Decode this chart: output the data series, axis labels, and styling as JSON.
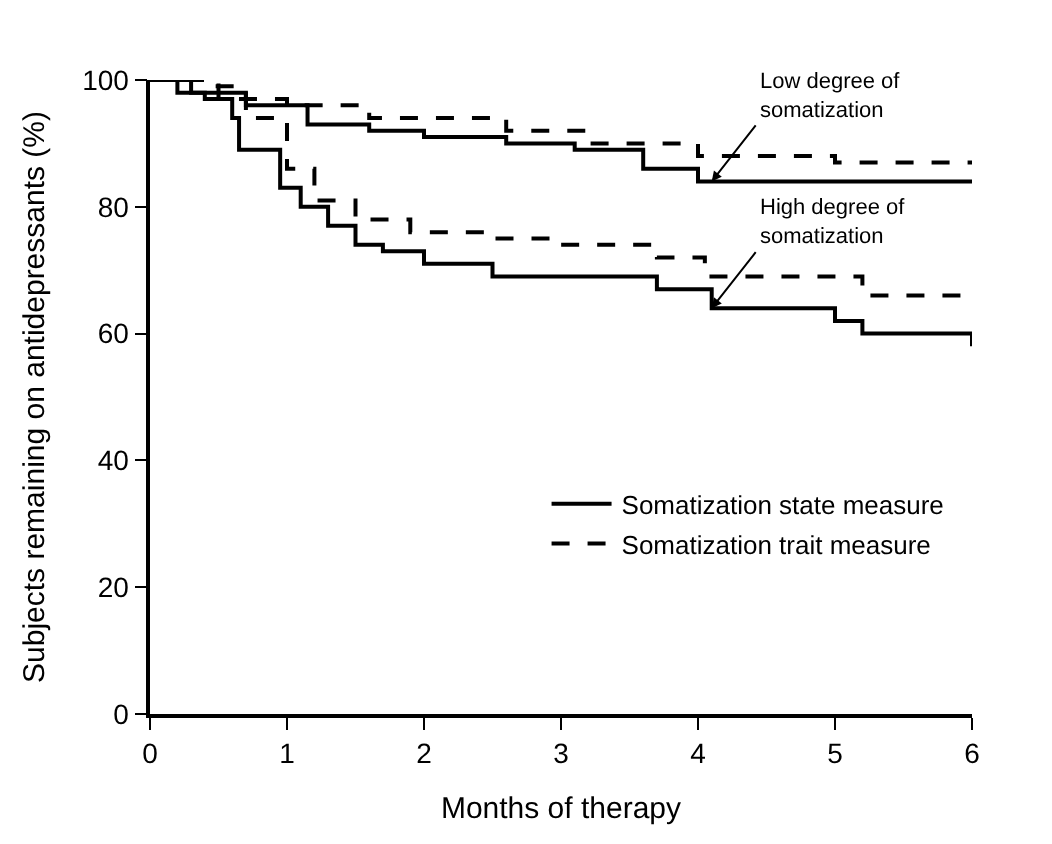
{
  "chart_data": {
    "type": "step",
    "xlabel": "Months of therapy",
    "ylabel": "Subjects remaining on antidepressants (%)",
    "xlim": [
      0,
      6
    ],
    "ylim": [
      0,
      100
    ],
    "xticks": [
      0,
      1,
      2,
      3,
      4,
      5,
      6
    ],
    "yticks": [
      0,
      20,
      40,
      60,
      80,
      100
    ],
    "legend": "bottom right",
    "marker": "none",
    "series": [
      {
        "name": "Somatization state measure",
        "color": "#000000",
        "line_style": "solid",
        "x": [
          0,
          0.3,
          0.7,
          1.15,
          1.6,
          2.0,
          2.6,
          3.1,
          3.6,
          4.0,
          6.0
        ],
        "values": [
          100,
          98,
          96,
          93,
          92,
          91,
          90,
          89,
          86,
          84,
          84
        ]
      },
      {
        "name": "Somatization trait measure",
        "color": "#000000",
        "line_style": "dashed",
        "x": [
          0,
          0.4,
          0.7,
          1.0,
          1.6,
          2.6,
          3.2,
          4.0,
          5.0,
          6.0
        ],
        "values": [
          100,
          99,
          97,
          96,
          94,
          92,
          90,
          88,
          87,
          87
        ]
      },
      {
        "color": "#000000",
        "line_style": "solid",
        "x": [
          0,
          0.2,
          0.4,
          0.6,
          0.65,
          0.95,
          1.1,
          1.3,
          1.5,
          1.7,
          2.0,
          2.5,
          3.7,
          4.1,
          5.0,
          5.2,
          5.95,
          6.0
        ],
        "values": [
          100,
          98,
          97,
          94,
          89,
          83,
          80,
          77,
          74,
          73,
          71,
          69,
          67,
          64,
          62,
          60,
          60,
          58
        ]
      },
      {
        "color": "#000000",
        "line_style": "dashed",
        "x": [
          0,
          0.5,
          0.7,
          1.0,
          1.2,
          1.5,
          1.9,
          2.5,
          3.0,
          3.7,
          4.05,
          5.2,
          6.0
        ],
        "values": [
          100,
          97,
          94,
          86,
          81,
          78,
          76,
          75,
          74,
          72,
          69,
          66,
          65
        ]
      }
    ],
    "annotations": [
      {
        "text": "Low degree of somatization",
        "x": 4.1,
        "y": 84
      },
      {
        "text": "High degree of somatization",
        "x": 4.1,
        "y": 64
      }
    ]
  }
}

» **WHAT TO DO**
Find all lines where the word "name" appears. Copy them.

» **REPLY TO THE EXERCISE**
        "name": "Somatization state measure",
        "name": "Somatization trait measure",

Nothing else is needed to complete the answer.